Reproduce each of the lines word for word.

**Data provided**.
--------------------------------

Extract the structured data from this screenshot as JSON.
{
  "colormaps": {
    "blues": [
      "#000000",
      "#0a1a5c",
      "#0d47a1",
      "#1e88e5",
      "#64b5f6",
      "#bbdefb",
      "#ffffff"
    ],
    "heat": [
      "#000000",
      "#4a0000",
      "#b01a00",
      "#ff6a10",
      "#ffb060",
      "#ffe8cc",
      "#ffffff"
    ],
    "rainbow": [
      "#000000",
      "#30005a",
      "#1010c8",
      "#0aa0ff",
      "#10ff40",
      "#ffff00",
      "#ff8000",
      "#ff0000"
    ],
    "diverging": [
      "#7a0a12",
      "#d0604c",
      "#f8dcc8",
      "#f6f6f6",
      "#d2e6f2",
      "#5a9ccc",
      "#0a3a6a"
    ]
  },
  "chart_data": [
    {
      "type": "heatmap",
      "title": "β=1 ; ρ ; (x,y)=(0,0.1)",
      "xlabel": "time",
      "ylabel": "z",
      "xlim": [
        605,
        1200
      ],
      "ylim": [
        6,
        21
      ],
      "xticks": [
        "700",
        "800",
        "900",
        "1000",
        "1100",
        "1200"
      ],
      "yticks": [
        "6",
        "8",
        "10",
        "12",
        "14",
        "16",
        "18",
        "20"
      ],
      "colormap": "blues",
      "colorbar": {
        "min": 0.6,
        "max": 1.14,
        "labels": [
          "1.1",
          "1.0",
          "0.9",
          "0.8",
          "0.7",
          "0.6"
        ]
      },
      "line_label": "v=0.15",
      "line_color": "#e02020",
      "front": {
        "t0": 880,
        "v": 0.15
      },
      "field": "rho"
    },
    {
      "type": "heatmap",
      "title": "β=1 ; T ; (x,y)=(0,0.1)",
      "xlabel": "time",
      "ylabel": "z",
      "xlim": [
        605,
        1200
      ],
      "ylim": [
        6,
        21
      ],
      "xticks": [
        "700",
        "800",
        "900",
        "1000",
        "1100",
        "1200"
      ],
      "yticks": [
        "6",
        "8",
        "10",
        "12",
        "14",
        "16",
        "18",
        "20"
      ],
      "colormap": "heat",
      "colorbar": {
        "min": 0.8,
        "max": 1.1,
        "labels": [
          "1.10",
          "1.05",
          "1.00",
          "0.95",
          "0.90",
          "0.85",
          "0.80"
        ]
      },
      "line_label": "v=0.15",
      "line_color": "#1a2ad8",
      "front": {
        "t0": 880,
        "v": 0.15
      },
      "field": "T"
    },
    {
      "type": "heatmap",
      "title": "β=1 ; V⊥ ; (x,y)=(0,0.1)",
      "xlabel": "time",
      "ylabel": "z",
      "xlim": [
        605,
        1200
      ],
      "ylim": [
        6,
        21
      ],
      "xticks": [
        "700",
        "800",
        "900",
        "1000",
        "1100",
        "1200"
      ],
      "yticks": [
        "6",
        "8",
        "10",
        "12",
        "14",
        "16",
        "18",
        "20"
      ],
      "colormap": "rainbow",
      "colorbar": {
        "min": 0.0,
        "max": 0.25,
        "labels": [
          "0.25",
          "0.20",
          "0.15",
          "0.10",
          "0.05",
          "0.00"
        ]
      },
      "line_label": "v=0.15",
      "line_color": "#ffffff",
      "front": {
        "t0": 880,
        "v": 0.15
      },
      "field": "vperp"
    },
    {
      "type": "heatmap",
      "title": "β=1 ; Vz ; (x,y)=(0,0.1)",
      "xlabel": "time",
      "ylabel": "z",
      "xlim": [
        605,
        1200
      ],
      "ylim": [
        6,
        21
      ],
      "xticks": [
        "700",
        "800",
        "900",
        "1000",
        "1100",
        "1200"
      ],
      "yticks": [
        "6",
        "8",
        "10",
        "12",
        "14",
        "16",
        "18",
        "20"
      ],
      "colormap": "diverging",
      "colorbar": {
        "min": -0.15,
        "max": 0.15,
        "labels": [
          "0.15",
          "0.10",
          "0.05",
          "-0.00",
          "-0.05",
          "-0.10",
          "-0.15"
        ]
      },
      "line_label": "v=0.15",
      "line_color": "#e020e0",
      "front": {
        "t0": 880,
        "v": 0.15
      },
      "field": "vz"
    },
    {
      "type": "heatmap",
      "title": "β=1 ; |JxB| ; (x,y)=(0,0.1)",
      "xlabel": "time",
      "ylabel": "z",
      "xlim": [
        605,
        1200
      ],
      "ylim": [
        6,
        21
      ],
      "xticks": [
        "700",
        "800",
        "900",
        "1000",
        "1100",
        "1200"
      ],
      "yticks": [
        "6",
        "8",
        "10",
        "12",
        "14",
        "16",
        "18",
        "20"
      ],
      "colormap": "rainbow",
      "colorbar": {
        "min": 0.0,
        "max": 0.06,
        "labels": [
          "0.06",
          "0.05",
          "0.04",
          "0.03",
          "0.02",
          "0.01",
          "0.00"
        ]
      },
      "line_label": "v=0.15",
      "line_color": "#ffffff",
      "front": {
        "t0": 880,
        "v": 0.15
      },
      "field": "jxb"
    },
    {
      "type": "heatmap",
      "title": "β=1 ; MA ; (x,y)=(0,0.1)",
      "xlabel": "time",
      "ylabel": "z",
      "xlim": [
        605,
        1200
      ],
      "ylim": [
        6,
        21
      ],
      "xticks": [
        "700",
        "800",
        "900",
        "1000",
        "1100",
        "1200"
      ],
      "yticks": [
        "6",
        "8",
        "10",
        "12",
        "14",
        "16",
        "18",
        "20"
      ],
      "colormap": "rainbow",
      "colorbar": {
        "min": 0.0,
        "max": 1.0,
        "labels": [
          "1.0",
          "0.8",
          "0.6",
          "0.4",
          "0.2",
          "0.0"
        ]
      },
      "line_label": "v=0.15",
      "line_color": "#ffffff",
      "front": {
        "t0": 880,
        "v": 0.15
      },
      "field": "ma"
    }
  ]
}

--------------------------------

**The solution**.
Extract the structured data from this screenshot as JSON.
{
  "colormaps": {
    "blues": [
      "#000000",
      "#0a1a5c",
      "#0d47a1",
      "#1e88e5",
      "#64b5f6",
      "#bbdefb",
      "#ffffff"
    ],
    "heat": [
      "#000000",
      "#4a0000",
      "#b01a00",
      "#ff6a10",
      "#ffb060",
      "#ffe8cc",
      "#ffffff"
    ],
    "rainbow": [
      "#000000",
      "#30005a",
      "#1010c8",
      "#0aa0ff",
      "#10ff40",
      "#ffff00",
      "#ff8000",
      "#ff0000"
    ],
    "diverging": [
      "#7a0a12",
      "#d0604c",
      "#f8dcc8",
      "#f6f6f6",
      "#d2e6f2",
      "#5a9ccc",
      "#0a3a6a"
    ]
  },
  "chart_data": [
    {
      "type": "heatmap",
      "title": "β=1 ; ρ ; (x,y)=(0,0.1)",
      "xlabel": "time",
      "ylabel": "z",
      "xlim": [
        605,
        1200
      ],
      "ylim": [
        6,
        21
      ],
      "xticks": [
        "700",
        "800",
        "900",
        "1000",
        "1100",
        "1200"
      ],
      "yticks": [
        "6",
        "8",
        "10",
        "12",
        "14",
        "16",
        "18",
        "20"
      ],
      "colormap": "blues",
      "colorbar": {
        "min": 0.6,
        "max": 1.14,
        "labels": [
          "1.1",
          "1.0",
          "0.9",
          "0.8",
          "0.7",
          "0.6"
        ]
      },
      "line_label": "v=0.15",
      "line_color": "#e02020",
      "front": {
        "t0": 880,
        "v": 0.15
      },
      "field": "rho"
    },
    {
      "type": "heatmap",
      "title": "β=1 ; T ; (x,y)=(0,0.1)",
      "xlabel": "time",
      "ylabel": "z",
      "xlim": [
        605,
        1200
      ],
      "ylim": [
        6,
        21
      ],
      "xticks": [
        "700",
        "800",
        "900",
        "1000",
        "1100",
        "1200"
      ],
      "yticks": [
        "6",
        "8",
        "10",
        "12",
        "14",
        "16",
        "18",
        "20"
      ],
      "colormap": "heat",
      "colorbar": {
        "min": 0.8,
        "max": 1.1,
        "labels": [
          "1.10",
          "1.05",
          "1.00",
          "0.95",
          "0.90",
          "0.85",
          "0.80"
        ]
      },
      "line_label": "v=0.15",
      "line_color": "#1a2ad8",
      "front": {
        "t0": 880,
        "v": 0.15
      },
      "field": "T"
    },
    {
      "type": "heatmap",
      "title": "β=1 ; V⊥ ; (x,y)=(0,0.1)",
      "xlabel": "time",
      "ylabel": "z",
      "xlim": [
        605,
        1200
      ],
      "ylim": [
        6,
        21
      ],
      "xticks": [
        "700",
        "800",
        "900",
        "1000",
        "1100",
        "1200"
      ],
      "yticks": [
        "6",
        "8",
        "10",
        "12",
        "14",
        "16",
        "18",
        "20"
      ],
      "colormap": "rainbow",
      "colorbar": {
        "min": 0.0,
        "max": 0.25,
        "labels": [
          "0.25",
          "0.20",
          "0.15",
          "0.10",
          "0.05",
          "0.00"
        ]
      },
      "line_label": "v=0.15",
      "line_color": "#ffffff",
      "front": {
        "t0": 880,
        "v": 0.15
      },
      "field": "vperp"
    },
    {
      "type": "heatmap",
      "title": "β=1 ; Vz ; (x,y)=(0,0.1)",
      "xlabel": "time",
      "ylabel": "z",
      "xlim": [
        605,
        1200
      ],
      "ylim": [
        6,
        21
      ],
      "xticks": [
        "700",
        "800",
        "900",
        "1000",
        "1100",
        "1200"
      ],
      "yticks": [
        "6",
        "8",
        "10",
        "12",
        "14",
        "16",
        "18",
        "20"
      ],
      "colormap": "diverging",
      "colorbar": {
        "min": -0.15,
        "max": 0.15,
        "labels": [
          "0.15",
          "0.10",
          "0.05",
          "-0.00",
          "-0.05",
          "-0.10",
          "-0.15"
        ]
      },
      "line_label": "v=0.15",
      "line_color": "#e020e0",
      "front": {
        "t0": 880,
        "v": 0.15
      },
      "field": "vz"
    },
    {
      "type": "heatmap",
      "title": "β=1 ; |JxB| ; (x,y)=(0,0.1)",
      "xlabel": "time",
      "ylabel": "z",
      "xlim": [
        605,
        1200
      ],
      "ylim": [
        6,
        21
      ],
      "xticks": [
        "700",
        "800",
        "900",
        "1000",
        "1100",
        "1200"
      ],
      "yticks": [
        "6",
        "8",
        "10",
        "12",
        "14",
        "16",
        "18",
        "20"
      ],
      "colormap": "rainbow",
      "colorbar": {
        "min": 0.0,
        "max": 0.06,
        "labels": [
          "0.06",
          "0.05",
          "0.04",
          "0.03",
          "0.02",
          "0.01",
          "0.00"
        ]
      },
      "line_label": "v=0.15",
      "line_color": "#ffffff",
      "front": {
        "t0": 880,
        "v": 0.15
      },
      "field": "jxb"
    },
    {
      "type": "heatmap",
      "title": "β=1 ; MA ; (x,y)=(0,0.1)",
      "xlabel": "time",
      "ylabel": "z",
      "xlim": [
        605,
        1200
      ],
      "ylim": [
        6,
        21
      ],
      "xticks": [
        "700",
        "800",
        "900",
        "1000",
        "1100",
        "1200"
      ],
      "yticks": [
        "6",
        "8",
        "10",
        "12",
        "14",
        "16",
        "18",
        "20"
      ],
      "colormap": "rainbow",
      "colorbar": {
        "min": 0.0,
        "max": 1.0,
        "labels": [
          "1.0",
          "0.8",
          "0.6",
          "0.4",
          "0.2",
          "0.0"
        ]
      },
      "line_label": "v=0.15",
      "line_color": "#ffffff",
      "front": {
        "t0": 880,
        "v": 0.15
      },
      "field": "ma"
    }
  ]
}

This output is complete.